◆ **MATERIALS PROVIDED**
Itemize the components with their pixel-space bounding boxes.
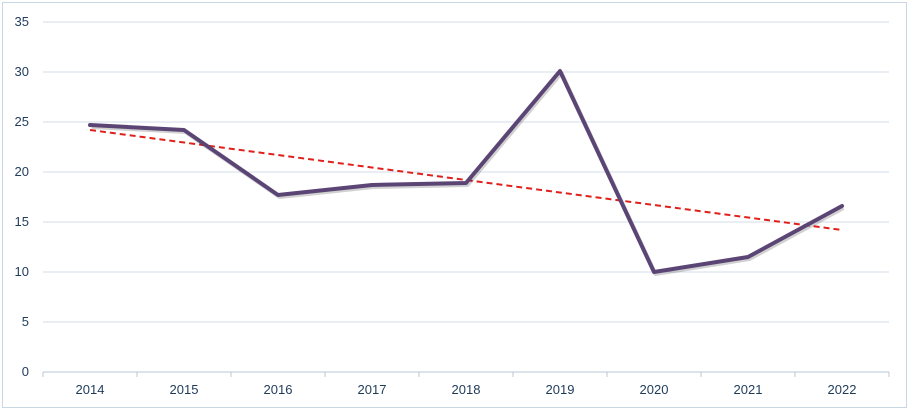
y-tick-label: 15 (15, 214, 29, 229)
y-tick-label: 20 (15, 164, 29, 179)
x-tick-label: 2017 (358, 382, 387, 397)
x-tick-label: 2021 (734, 382, 763, 397)
x-tick-label: 2015 (170, 382, 199, 397)
series-layer (88, 69, 845, 276)
y-tick-label: 5 (22, 314, 29, 329)
gridlines (43, 21, 889, 373)
y-tick-label: 0 (22, 364, 29, 379)
y-tick-label: 25 (15, 114, 29, 129)
x-tick-label: 2014 (76, 382, 105, 397)
x-axis-ticks (42, 372, 890, 377)
y-axis-labels: 0 5 10 15 20 25 30 35 (15, 14, 29, 379)
x-axis-labels: 2014 2015 2016 2017 2018 2019 2020 2021 2022 (76, 382, 857, 397)
y-tick-label: 35 (15, 14, 29, 29)
trendline (89, 129, 843, 231)
x-tick-label: 2016 (264, 382, 293, 397)
series-line-shadow (91, 71, 845, 276)
chart-frame (2, 2, 907, 408)
x-tick-label: 2022 (828, 382, 857, 397)
y-tick-label: 30 (15, 64, 29, 79)
y-tick-label: 10 (15, 264, 29, 279)
x-tick-label: 2018 (452, 382, 481, 397)
x-tick-label: 2020 (640, 382, 669, 397)
trendline-layer (89, 129, 843, 231)
x-tick-label: 2019 (546, 382, 575, 397)
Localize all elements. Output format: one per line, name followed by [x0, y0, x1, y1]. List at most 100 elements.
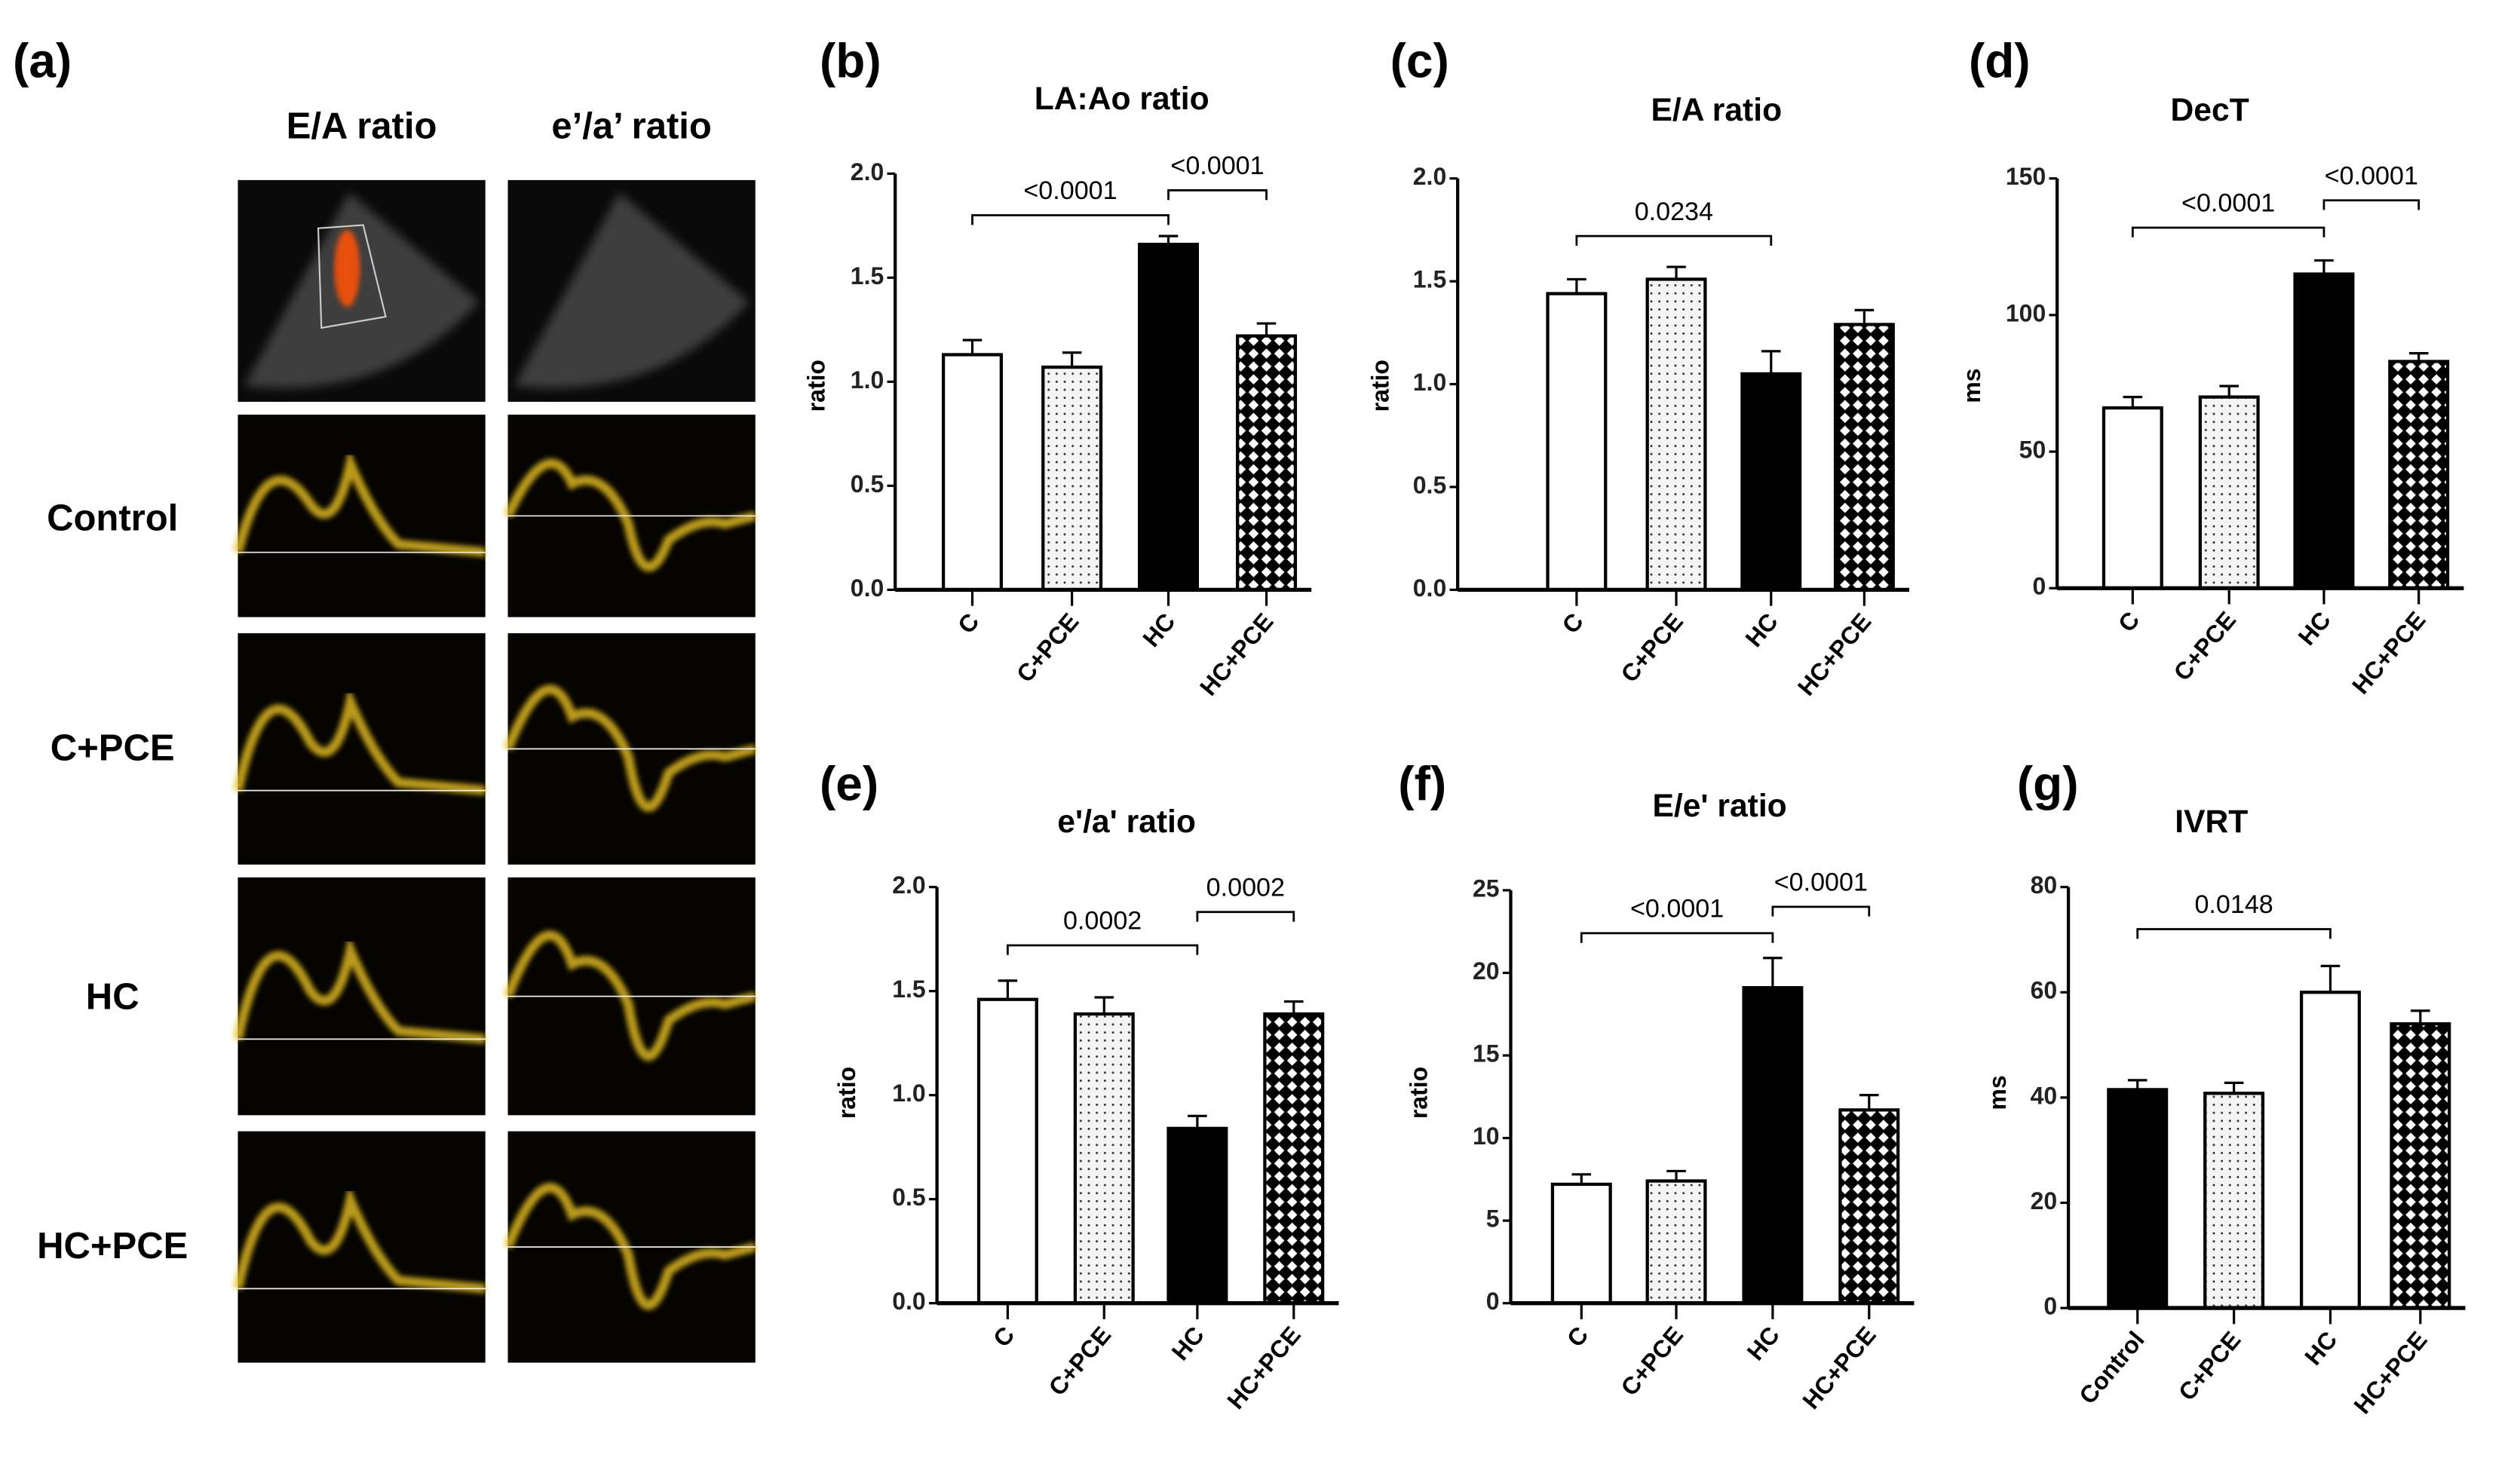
chart-title: E/A ratio	[1651, 92, 1782, 128]
significance-bracket	[2136, 928, 2331, 939]
y-tick-label: 2.0	[851, 158, 884, 185]
x-tick-label: HC	[1742, 1322, 1785, 1366]
bar-chart-c: (c) E/A ratio ratio C C+PCE HC HC+PCE 0.0 0.5 1.0…	[1367, 33, 1910, 701]
chart-title: IVRT	[2175, 804, 2248, 840]
p-value-label: 0.0002	[1063, 907, 1142, 936]
bar-hc	[2293, 272, 2355, 590]
bar-chart-b: (b) LA:Ao ratio ratio C C+PCE HC HC+PCE 0.0 0.5 1…	[802, 33, 1312, 701]
significance-bracket	[1575, 234, 1773, 246]
bar-c-pce	[1073, 1012, 1135, 1305]
panel-label: (d)	[1969, 33, 2031, 87]
doppler-trace-image	[503, 877, 757, 1116]
y-tick-label: 10	[1473, 1123, 1500, 1150]
significance-bracket	[1771, 905, 1871, 917]
x-tick-label: C	[1562, 1322, 1593, 1352]
bar-c-pce	[1645, 277, 1707, 592]
y-tick-label: 15	[1473, 1040, 1500, 1067]
panel-label: (f)	[1398, 757, 1446, 811]
p-value-label: <0.0001	[1774, 868, 1868, 897]
panel-a-echo-images: (a) E/A ratio e’/a’ ratio Control C+PCE …	[13, 33, 757, 1363]
row-label-c-pce: C+PCE	[51, 727, 175, 768]
x-tick-label: HC+PCE	[1792, 608, 1877, 700]
bar-chart-f: (f) E/e' ratio ratio C C+PCE HC HC+PCE 0 5 10 15 20…	[1398, 757, 1915, 1414]
significance-bracket	[1580, 932, 1774, 943]
x-tick-label: HC+PCE	[1222, 1322, 1306, 1414]
p-value-label: <0.0001	[2325, 161, 2418, 190]
x-tick-label: HC+PCE	[1194, 608, 1279, 700]
bar-hc-pce	[1833, 323, 1895, 592]
p-value-label: <0.0001	[1023, 176, 1117, 205]
y-tick-label: 2.0	[892, 871, 925, 899]
bar-hc-pce	[1236, 334, 1298, 592]
x-tick-label: C	[952, 608, 984, 639]
y-tick-label: 150	[2006, 163, 2046, 190]
x-tick-label: Control	[2074, 1326, 2150, 1409]
significance-bracket	[2131, 226, 2325, 237]
echo-2d-image	[507, 179, 756, 403]
doppler-trace-image	[503, 1131, 757, 1363]
y-tick-label: 60	[2031, 977, 2058, 1004]
bar-c	[976, 997, 1038, 1305]
x-tick-label: C	[988, 1322, 1019, 1352]
panel-label: (b)	[820, 33, 881, 87]
x-tick-label: HC	[1740, 608, 1783, 652]
x-tick-label: HC	[2299, 1326, 2342, 1371]
x-tick-label: C+PCE	[1615, 608, 1688, 687]
bar-hc	[1138, 243, 1200, 592]
bar-hc	[2300, 991, 2361, 1310]
significance-bracket	[971, 214, 1170, 225]
bar-hc	[1166, 1126, 1228, 1305]
y-axis-label: ms	[1984, 1075, 2011, 1110]
y-tick-label: 0.0	[892, 1288, 925, 1315]
y-tick-label: 0.5	[892, 1184, 925, 1211]
y-tick-label: 0.5	[851, 470, 884, 498]
bar-chart-g: (g) IVRT ms Control C+PCE HC HC+PCE 0 20 40 60 80 0.…	[1984, 757, 2466, 1419]
p-value-label: <0.0001	[1630, 895, 1724, 923]
bar-hc-pce	[2388, 360, 2450, 590]
panel-label-a: (a)	[13, 33, 72, 87]
doppler-trace-image	[233, 632, 486, 865]
y-tick-label: 5	[1486, 1205, 1500, 1233]
column-title-ea: E/A ratio	[287, 106, 437, 146]
significance-bracket	[2322, 199, 2420, 210]
y-tick-label: 0.5	[1413, 471, 1446, 498]
p-value-label: 0.0234	[1635, 198, 1713, 226]
bar-hc-pce	[2390, 1022, 2451, 1310]
y-tick-label: 1.5	[892, 975, 925, 1003]
bar-hc-pce	[1263, 1012, 1325, 1305]
significance-bracket	[1196, 911, 1295, 922]
row-label-hc: HC	[86, 977, 139, 1018]
x-tick-label: HC	[2293, 606, 2336, 651]
y-tick-label: 40	[2031, 1082, 2058, 1109]
doppler-trace-image	[503, 632, 757, 865]
y-tick-label: 1.5	[851, 262, 884, 289]
y-tick-label: 0.0	[851, 574, 884, 602]
y-tick-label: 0	[1486, 1288, 1500, 1315]
panel-label: (c)	[1390, 33, 1449, 87]
x-tick-label: C+PCE	[2169, 606, 2242, 685]
echo-2d-image	[238, 179, 486, 403]
column-title-ea-prime: e’/a’ ratio	[551, 106, 712, 146]
y-tick-label: 80	[2031, 871, 2058, 899]
bar-c	[2102, 406, 2163, 590]
panel-label: (e)	[820, 757, 878, 811]
bar-c	[1550, 1182, 1612, 1305]
y-tick-label: 2.0	[1413, 163, 1446, 190]
doppler-trace-image	[233, 877, 486, 1116]
y-axis-label: ratio	[833, 1067, 860, 1119]
chart-title: E/e' ratio	[1652, 788, 1786, 824]
x-tick-label: C	[2113, 606, 2144, 637]
y-axis-label: ratio	[1406, 1067, 1433, 1119]
x-tick-label: HC+PCE	[2347, 606, 2431, 699]
x-tick-label: HC+PCE	[2348, 1326, 2433, 1419]
y-tick-label: 25	[1473, 874, 1500, 902]
y-tick-label: 1.5	[1413, 266, 1446, 293]
bar-chart-e: (e) e'/a' ratio ratio C C+PCE HC HC+PCE 0.0 0.5 1…	[820, 757, 1339, 1414]
bar-c-pce	[1645, 1179, 1707, 1305]
chart-title: DecT	[2171, 92, 2249, 128]
chart-title: LA:Ao ratio	[1035, 81, 1209, 117]
y-tick-label: 20	[2031, 1187, 2058, 1214]
bar-c-pce	[2198, 395, 2260, 590]
y-tick-label: 100	[2006, 299, 2046, 326]
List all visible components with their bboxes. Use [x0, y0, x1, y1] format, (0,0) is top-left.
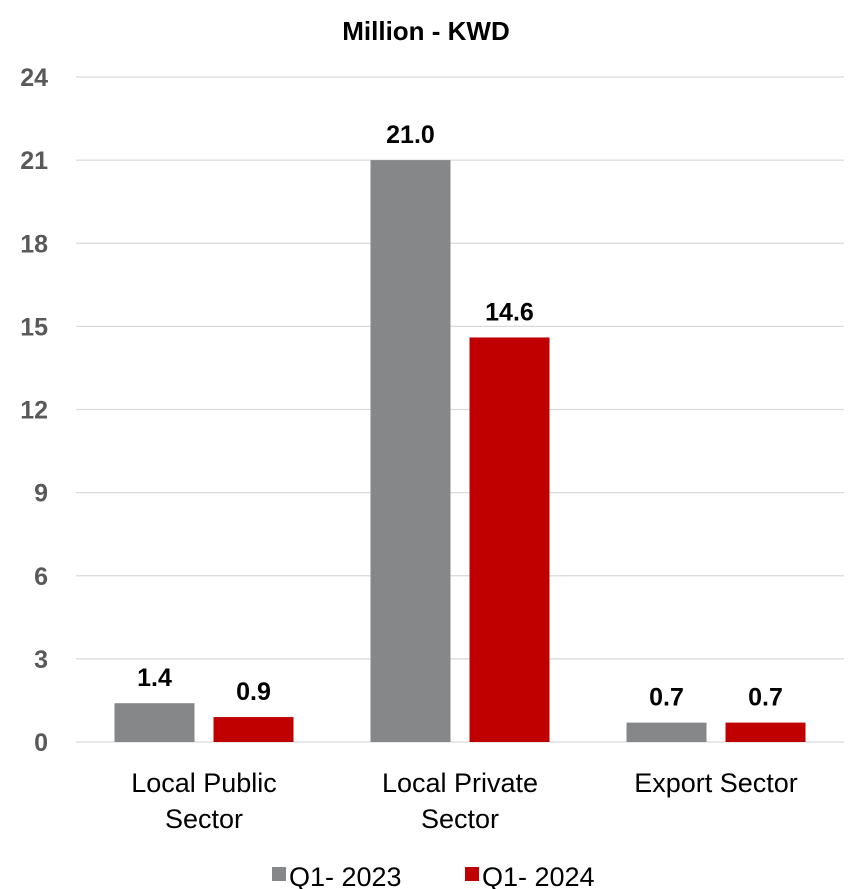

◆ **WHAT IS EXPECTED**
Lay out all the rows above as a numbered list with one line per item. Skip blank lines and leave the pictures out.

◆ **ANSWER TO THE EXERCISE**
1. Itemize the components with their pixel-space bounding boxes.
2. y-tick-label: 15 (15, 214, 29, 229)
3. y-tick-label: 20 (15, 164, 29, 179)
4. x-tick-label: 2017 (358, 382, 387, 397)
5. x-tick-label: 2021 (734, 382, 763, 397)
6. x-tick-label: 2015 (170, 382, 199, 397)
7. series-layer (88, 69, 845, 276)
8. y-tick-label: 5 (22, 314, 29, 329)
9. gridlines (43, 21, 889, 373)
10. y-tick-label: 0 (22, 364, 29, 379)
11. y-tick-label: 25 (15, 114, 29, 129)
12. x-tick-label: 2014 (76, 382, 105, 397)
13. x-axis-ticks (42, 372, 890, 377)
14. y-axis-labels: 0 5 10 15 20 25 30 35 (15, 14, 29, 379)
15. x-axis-labels: 2014 2015 2016 2017 2018 2019 2020 2021 2022 (76, 382, 857, 397)
16. y-tick-label: 35 (15, 14, 29, 29)
17. trendline (89, 129, 843, 231)
18. x-tick-label: 2016 (264, 382, 293, 397)
19. series-line-shadow (91, 71, 845, 276)
20. chart-frame (2, 2, 907, 408)
21. x-tick-label: 2022 (828, 382, 857, 397)
22. y-tick-label: 30 (15, 64, 29, 79)
23. y-tick-label: 10 (15, 264, 29, 279)
24. x-tick-label: 2018 (452, 382, 481, 397)
25. x-tick-label: 2020 (640, 382, 669, 397)
26. trendline-layer (89, 129, 843, 231)
27. x-tick-label: 2019 (546, 382, 575, 397)
28. Localize all elements. Output format: one per line, name followed by [x0, y0, x1, y1]. List at most 100 elements.
29. chart-title: E/A ratio	[1651, 92, 1782, 128]
30. significance-bracket	[2136, 928, 2331, 939]
31. y-tick-label: 2.0	[851, 158, 884, 185]
32. x-tick-label: HC	[1742, 1322, 1785, 1366]
33. bar-chart-c: (c) E/A ratio ratio C C+PCE HC HC+PCE 0.0 0.5 1.0…	[1367, 33, 1910, 701]
34. chart-title: IVRT	[2175, 804, 2248, 840]
35. p-value-label: 0.0002	[1063, 907, 1142, 936]
36. bar-hc	[2293, 272, 2355, 590]
37. bar-chart-b: (b) LA:Ao ratio ratio C C+PCE HC HC+PCE 0.0 0.5 1…	[802, 33, 1312, 701]
38. significance-bracket	[1575, 234, 1773, 246]
39. bar-c-pce	[1073, 1012, 1135, 1305]
40. panel-label: (d)	[1969, 33, 2031, 87]
41. doppler-trace-image	[503, 877, 757, 1116]
42. y-tick-label: 10	[1473, 1123, 1500, 1150]
43. significance-bracket	[1771, 905, 1871, 917]
44. x-tick-label: C	[1562, 1322, 1593, 1352]
45. bar-c-pce	[1645, 277, 1707, 592]
46. y-tick-label: 15	[1473, 1040, 1500, 1067]
47. panel-label: (f)	[1398, 757, 1446, 811]
48. p-value-label: <0.0001	[1774, 868, 1868, 897]
49. panel-a-echo-images: (a) E/A ratio e’/a’ ratio Control C+PCE …	[13, 33, 757, 1363]
50. row-label-c-pce: C+PCE	[51, 727, 175, 768]
51. x-tick-label: HC+PCE	[1792, 608, 1877, 700]
52. bar-chart-f: (f) E/e' ratio ratio C C+PCE HC HC+PCE 0 5 10 15 20…	[1398, 757, 1915, 1414]
53. significance-bracket	[1580, 932, 1774, 943]
54. x-tick-label: HC+PCE	[1222, 1322, 1306, 1414]
55. p-value-label: <0.0001	[2325, 161, 2418, 190]
56. x-tick-label: HC+PCE	[1194, 608, 1279, 700]
57. bar-hc-pce	[1833, 323, 1895, 592]
58. p-value-label: <0.0001	[1023, 176, 1117, 205]
59. y-tick-label: 2.0	[892, 871, 925, 899]
60. bar-hc-pce	[1236, 334, 1298, 592]
61. x-tick-label: C	[952, 608, 984, 639]
62. y-tick-label: 150	[2006, 163, 2046, 190]
63. x-tick-label: Control	[2074, 1326, 2150, 1409]
64. significance-bracket	[2131, 226, 2325, 237]
65. echo-2d-image	[507, 179, 756, 403]
66. doppler-trace-image	[503, 1131, 757, 1363]
67. y-tick-label: 60	[2031, 977, 2058, 1004]
68. bar-c	[976, 997, 1038, 1305]
69. x-tick-label: C	[988, 1322, 1019, 1352]
70. panel-label: (b)	[820, 33, 881, 87]
71. x-tick-label: HC	[1740, 608, 1783, 652]
72. x-tick-label: HC	[2299, 1326, 2342, 1371]
73. x-tick-label: C+PCE	[1615, 608, 1688, 687]
74. bar-hc	[1138, 243, 1200, 592]
75. bar-hc	[2300, 991, 2361, 1310]
76. significance-bracket	[971, 214, 1170, 225]
77. bar-hc	[1166, 1126, 1228, 1305]
78. y-axis-label: ms	[1984, 1075, 2011, 1110]
79. y-tick-label: 0.0	[892, 1288, 925, 1315]
80. y-tick-label: 0.5	[892, 1184, 925, 1211]
81. y-tick-label: 0.5	[851, 470, 884, 498]
82. bar-chart-g: (g) IVRT ms Control C+PCE HC HC+PCE 0 20 40 60 80 0.…	[1984, 757, 2466, 1419]
83. p-value-label: <0.0001	[1630, 895, 1724, 923]
84. bar-hc-pce	[2388, 360, 2450, 590]
85. panel-label-a: (a)	[13, 33, 72, 87]
86. doppler-trace-image	[233, 632, 486, 865]
87. y-tick-label: 5	[1486, 1205, 1500, 1233]
88. column-title-ea: E/A ratio	[287, 106, 437, 146]
89. significance-bracket	[2322, 199, 2420, 210]
90. y-tick-label: 0.5	[1413, 471, 1446, 498]
91. p-value-label: 0.0234	[1635, 198, 1713, 226]
92. bar-hc-pce	[2390, 1022, 2451, 1310]
93. y-tick-label: 1.5	[892, 975, 925, 1003]
94. bar-hc-pce	[1263, 1012, 1325, 1305]
95. significance-bracket	[1196, 911, 1295, 922]
96. row-label-hc: HC	[86, 977, 139, 1018]
97. x-tick-label: HC	[2293, 606, 2336, 651]
98. y-tick-label: 40	[2031, 1082, 2058, 1109]
99. doppler-trace-image	[503, 632, 757, 865]
100. y-tick-label: 1.5	[851, 262, 884, 289]
101. y-tick-label: 0.0	[851, 574, 884, 602]
102. y-tick-label: 0	[1486, 1288, 1500, 1315]
103. panel-label: (c)	[1390, 33, 1449, 87]
104. x-tick-label: C+PCE	[2169, 606, 2242, 685]
105. echo-2d-image	[238, 179, 486, 403]
106. column-title-ea-prime: e’/a’ ratio	[551, 106, 712, 146]
107. y-tick-label: 80	[2031, 871, 2058, 899]
108. bar-c	[2102, 406, 2163, 590]
109. panel-label: (e)	[820, 757, 878, 811]
110. bar-c	[1550, 1182, 1612, 1305]
111. y-tick-label: 2.0	[1413, 163, 1446, 190]
112. doppler-trace-image	[233, 877, 486, 1116]
113. y-axis-label: ratio	[833, 1067, 860, 1119]
114. chart-title: E/e' ratio	[1652, 788, 1786, 824]
115. x-tick-label: C	[2113, 606, 2144, 637]
116. y-axis-label: ratio	[1406, 1067, 1433, 1119]
117. x-tick-label: HC+PCE	[2347, 606, 2431, 699]
118. x-tick-label: HC+PCE	[2348, 1326, 2433, 1419]
119. y-tick-label: 25	[1473, 874, 1500, 902]
120. y-tick-label: 1.5	[1413, 266, 1446, 293]
121. bar-chart-e: (e) e'/a' ratio ratio C C+PCE HC HC+PCE 0.0 0.5 1…	[820, 757, 1339, 1414]
122. bar-c-pce	[1645, 1179, 1707, 1305]
123. chart-title: DecT	[2171, 92, 2249, 128]
124. chart-title: LA:Ao ratio	[1035, 81, 1209, 117]
125. y-tick-label: 20	[2031, 1187, 2058, 1214]
126. bar-c-pce	[2198, 395, 2260, 590]
127. y-tick-label: 100	[2006, 299, 2046, 326]
128. List all visible components with their bboxes. Use [x0, y0, x1, y1] format, (0,0) is top-left.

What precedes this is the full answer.